| TASK DIRECTIONS |
Spot each line in the records below where the word "text" occurs, then copy it.

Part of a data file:

--- BEGIN ---

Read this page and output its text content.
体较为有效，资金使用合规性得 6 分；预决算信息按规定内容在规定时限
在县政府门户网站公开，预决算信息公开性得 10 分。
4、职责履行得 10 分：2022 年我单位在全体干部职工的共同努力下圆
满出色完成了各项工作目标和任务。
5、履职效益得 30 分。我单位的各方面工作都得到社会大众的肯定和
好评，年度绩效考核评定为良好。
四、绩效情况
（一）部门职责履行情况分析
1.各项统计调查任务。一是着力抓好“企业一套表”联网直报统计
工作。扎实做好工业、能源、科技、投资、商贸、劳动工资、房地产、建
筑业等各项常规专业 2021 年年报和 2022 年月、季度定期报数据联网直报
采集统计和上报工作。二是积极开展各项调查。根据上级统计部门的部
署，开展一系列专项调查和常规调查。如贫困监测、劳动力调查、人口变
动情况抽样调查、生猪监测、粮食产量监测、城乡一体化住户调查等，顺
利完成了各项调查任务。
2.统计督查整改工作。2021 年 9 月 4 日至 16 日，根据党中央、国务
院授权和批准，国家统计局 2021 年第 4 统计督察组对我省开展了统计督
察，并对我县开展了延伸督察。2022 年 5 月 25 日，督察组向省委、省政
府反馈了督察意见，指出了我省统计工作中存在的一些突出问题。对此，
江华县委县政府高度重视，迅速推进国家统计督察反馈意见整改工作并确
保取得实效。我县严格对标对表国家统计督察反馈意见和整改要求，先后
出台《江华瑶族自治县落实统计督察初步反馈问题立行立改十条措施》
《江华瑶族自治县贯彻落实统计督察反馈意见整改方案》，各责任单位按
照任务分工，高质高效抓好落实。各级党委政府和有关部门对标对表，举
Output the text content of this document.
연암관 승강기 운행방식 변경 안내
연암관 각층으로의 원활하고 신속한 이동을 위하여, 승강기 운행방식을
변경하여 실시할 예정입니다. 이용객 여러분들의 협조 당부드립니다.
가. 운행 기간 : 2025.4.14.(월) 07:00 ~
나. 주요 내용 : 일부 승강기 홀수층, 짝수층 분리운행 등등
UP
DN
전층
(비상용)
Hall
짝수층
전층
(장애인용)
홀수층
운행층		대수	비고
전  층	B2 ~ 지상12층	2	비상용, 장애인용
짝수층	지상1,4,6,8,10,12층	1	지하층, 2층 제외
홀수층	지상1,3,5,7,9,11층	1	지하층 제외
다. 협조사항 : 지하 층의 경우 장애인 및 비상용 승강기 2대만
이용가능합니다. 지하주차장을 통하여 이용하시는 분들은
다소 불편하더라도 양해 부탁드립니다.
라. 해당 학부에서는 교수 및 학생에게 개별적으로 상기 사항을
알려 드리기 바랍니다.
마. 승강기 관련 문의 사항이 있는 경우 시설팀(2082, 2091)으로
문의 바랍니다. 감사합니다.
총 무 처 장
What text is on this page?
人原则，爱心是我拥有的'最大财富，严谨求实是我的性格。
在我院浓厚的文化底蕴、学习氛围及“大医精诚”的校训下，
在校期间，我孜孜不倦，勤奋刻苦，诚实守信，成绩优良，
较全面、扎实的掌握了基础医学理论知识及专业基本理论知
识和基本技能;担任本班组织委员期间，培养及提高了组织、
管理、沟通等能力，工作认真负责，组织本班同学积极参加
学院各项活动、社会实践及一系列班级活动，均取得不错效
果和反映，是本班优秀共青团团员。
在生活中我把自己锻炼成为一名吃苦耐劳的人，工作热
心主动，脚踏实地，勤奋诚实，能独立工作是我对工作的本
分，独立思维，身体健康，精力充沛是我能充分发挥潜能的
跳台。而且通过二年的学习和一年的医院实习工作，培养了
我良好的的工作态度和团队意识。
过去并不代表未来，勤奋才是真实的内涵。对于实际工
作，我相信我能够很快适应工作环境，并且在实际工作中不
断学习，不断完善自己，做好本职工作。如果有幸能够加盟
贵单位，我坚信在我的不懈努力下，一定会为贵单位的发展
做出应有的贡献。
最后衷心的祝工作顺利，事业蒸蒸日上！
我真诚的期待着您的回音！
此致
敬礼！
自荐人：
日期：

--- END ---

| SOLUTION TO THIS PROBLEM |
Read this page and output its text content.
Output the text content of this document.
What text is on this page?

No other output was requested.